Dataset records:
......

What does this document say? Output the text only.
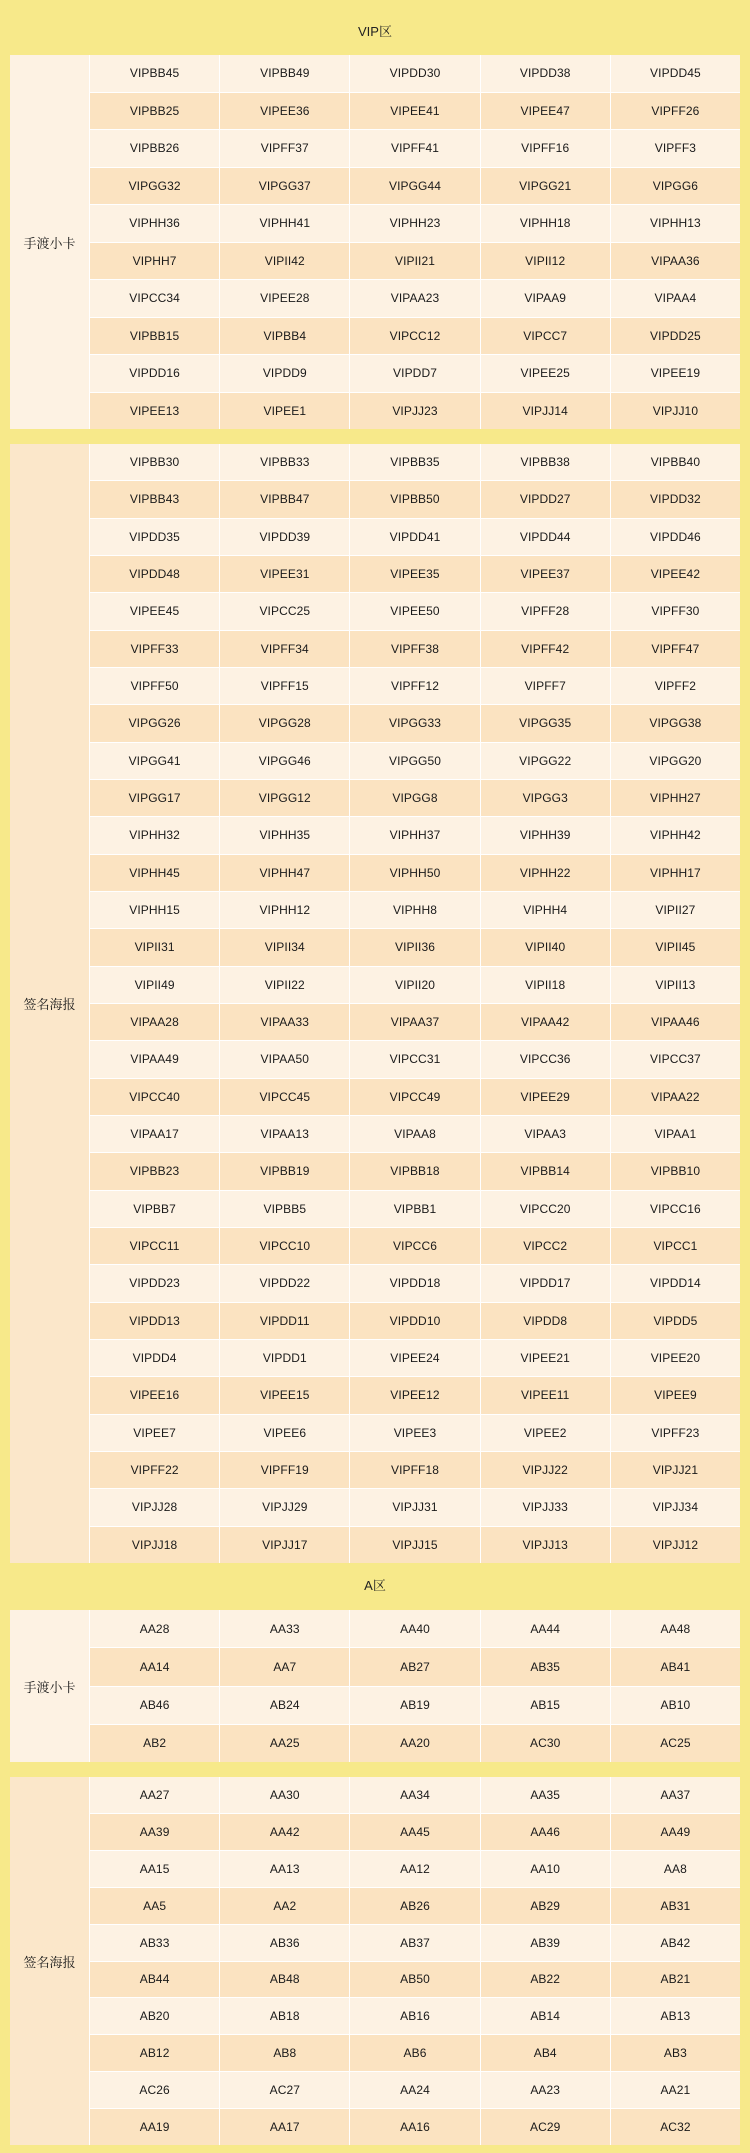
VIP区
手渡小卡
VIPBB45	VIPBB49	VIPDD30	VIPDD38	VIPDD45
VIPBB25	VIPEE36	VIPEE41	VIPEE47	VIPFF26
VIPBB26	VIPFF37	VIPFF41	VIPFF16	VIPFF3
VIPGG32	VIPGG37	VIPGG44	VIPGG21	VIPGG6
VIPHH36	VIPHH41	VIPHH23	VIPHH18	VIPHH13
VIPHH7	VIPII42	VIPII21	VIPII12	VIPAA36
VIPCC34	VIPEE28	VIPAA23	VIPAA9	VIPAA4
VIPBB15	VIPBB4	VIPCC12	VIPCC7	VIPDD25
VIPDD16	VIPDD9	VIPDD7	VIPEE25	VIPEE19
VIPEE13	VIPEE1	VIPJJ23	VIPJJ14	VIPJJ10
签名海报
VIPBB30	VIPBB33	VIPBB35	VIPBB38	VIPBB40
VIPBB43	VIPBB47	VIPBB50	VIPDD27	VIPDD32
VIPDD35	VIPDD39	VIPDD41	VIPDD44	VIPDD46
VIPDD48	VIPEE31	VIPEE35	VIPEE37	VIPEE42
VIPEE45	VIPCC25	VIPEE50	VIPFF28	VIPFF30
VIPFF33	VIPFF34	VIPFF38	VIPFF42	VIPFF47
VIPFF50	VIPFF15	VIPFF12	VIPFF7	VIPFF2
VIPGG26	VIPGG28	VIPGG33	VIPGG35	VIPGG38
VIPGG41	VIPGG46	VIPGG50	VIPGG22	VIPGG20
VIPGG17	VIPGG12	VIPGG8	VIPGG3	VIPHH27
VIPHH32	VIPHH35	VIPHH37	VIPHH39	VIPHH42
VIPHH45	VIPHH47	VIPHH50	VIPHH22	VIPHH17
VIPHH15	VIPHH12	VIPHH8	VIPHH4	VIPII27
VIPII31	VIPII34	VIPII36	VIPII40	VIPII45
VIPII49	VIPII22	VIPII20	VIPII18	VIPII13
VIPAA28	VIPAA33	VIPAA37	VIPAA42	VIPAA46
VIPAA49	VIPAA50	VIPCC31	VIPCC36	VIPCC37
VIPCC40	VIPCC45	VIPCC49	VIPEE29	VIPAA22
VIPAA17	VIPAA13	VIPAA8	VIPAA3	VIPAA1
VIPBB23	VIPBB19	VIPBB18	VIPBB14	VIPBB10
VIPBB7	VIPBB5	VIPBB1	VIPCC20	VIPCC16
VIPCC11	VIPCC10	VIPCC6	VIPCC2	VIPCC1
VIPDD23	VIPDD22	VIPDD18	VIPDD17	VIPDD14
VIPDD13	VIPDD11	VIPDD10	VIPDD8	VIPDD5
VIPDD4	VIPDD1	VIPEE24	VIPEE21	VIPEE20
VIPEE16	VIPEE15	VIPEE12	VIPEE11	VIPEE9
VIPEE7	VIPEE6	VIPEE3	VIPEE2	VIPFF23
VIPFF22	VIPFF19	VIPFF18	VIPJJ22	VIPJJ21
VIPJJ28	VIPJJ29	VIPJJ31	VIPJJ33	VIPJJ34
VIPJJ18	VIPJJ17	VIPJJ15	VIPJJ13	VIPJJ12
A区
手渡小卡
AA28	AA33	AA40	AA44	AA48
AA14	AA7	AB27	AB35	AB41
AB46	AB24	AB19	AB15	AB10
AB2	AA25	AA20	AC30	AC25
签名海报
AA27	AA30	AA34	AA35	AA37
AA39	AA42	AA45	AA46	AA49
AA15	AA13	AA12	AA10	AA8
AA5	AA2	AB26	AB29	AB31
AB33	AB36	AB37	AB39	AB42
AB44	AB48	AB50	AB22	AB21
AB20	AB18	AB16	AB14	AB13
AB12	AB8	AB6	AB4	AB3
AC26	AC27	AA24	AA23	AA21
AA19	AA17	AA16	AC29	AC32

......

WHAT IS ASKED
Reproduce the material word for word. Any pictures should be left out of the copy.

RESULT BELOW
What does this document say? Output the text only.
VIP区
手渡小卡
VIPBB45	VIPBB49	VIPDD30	VIPDD38	VIPDD45
VIPBB25	VIPEE36	VIPEE41	VIPEE47	VIPFF26
VIPBB26	VIPFF37	VIPFF41	VIPFF16	VIPFF3
VIPGG32	VIPGG37	VIPGG44	VIPGG21	VIPGG6
VIPHH36	VIPHH41	VIPHH23	VIPHH18	VIPHH13
VIPHH7	VIPII42	VIPII21	VIPII12	VIPAA36
VIPCC34	VIPEE28	VIPAA23	VIPAA9	VIPAA4
VIPBB15	VIPBB4	VIPCC12	VIPCC7	VIPDD25
VIPDD16	VIPDD9	VIPDD7	VIPEE25	VIPEE19
VIPEE13	VIPEE1	VIPJJ23	VIPJJ14	VIPJJ10
签名海报
VIPBB30	VIPBB33	VIPBB35	VIPBB38	VIPBB40
VIPBB43	VIPBB47	VIPBB50	VIPDD27	VIPDD32
VIPDD35	VIPDD39	VIPDD41	VIPDD44	VIPDD46
VIPDD48	VIPEE31	VIPEE35	VIPEE37	VIPEE42
VIPEE45	VIPCC25	VIPEE50	VIPFF28	VIPFF30
VIPFF33	VIPFF34	VIPFF38	VIPFF42	VIPFF47
VIPFF50	VIPFF15	VIPFF12	VIPFF7	VIPFF2
VIPGG26	VIPGG28	VIPGG33	VIPGG35	VIPGG38
VIPGG41	VIPGG46	VIPGG50	VIPGG22	VIPGG20
VIPGG17	VIPGG12	VIPGG8	VIPGG3	VIPHH27
VIPHH32	VIPHH35	VIPHH37	VIPHH39	VIPHH42
VIPHH45	VIPHH47	VIPHH50	VIPHH22	VIPHH17
VIPHH15	VIPHH12	VIPHH8	VIPHH4	VIPII27
VIPII31	VIPII34	VIPII36	VIPII40	VIPII45
VIPII49	VIPII22	VIPII20	VIPII18	VIPII13
VIPAA28	VIPAA33	VIPAA37	VIPAA42	VIPAA46
VIPAA49	VIPAA50	VIPCC31	VIPCC36	VIPCC37
VIPCC40	VIPCC45	VIPCC49	VIPEE29	VIPAA22
VIPAA17	VIPAA13	VIPAA8	VIPAA3	VIPAA1
VIPBB23	VIPBB19	VIPBB18	VIPBB14	VIPBB10
VIPBB7	VIPBB5	VIPBB1	VIPCC20	VIPCC16
VIPCC11	VIPCC10	VIPCC6	VIPCC2	VIPCC1
VIPDD23	VIPDD22	VIPDD18	VIPDD17	VIPDD14
VIPDD13	VIPDD11	VIPDD10	VIPDD8	VIPDD5
VIPDD4	VIPDD1	VIPEE24	VIPEE21	VIPEE20
VIPEE16	VIPEE15	VIPEE12	VIPEE11	VIPEE9
VIPEE7	VIPEE6	VIPEE3	VIPEE2	VIPFF23
VIPFF22	VIPFF19	VIPFF18	VIPJJ22	VIPJJ21
VIPJJ28	VIPJJ29	VIPJJ31	VIPJJ33	VIPJJ34
VIPJJ18	VIPJJ17	VIPJJ15	VIPJJ13	VIPJJ12
A区
手渡小卡
AA28	AA33	AA40	AA44	AA48
AA14	AA7	AB27	AB35	AB41
AB46	AB24	AB19	AB15	AB10
AB2	AA25	AA20	AC30	AC25
签名海报
AA27	AA30	AA34	AA35	AA37
AA39	AA42	AA45	AA46	AA49
AA15	AA13	AA12	AA10	AA8
AA5	AA2	AB26	AB29	AB31
AB33	AB36	AB37	AB39	AB42
AB44	AB48	AB50	AB22	AB21
AB20	AB18	AB16	AB14	AB13
AB12	AB8	AB6	AB4	AB3
AC26	AC27	AA24	AA23	AA21
AA19	AA17	AA16	AC29	AC32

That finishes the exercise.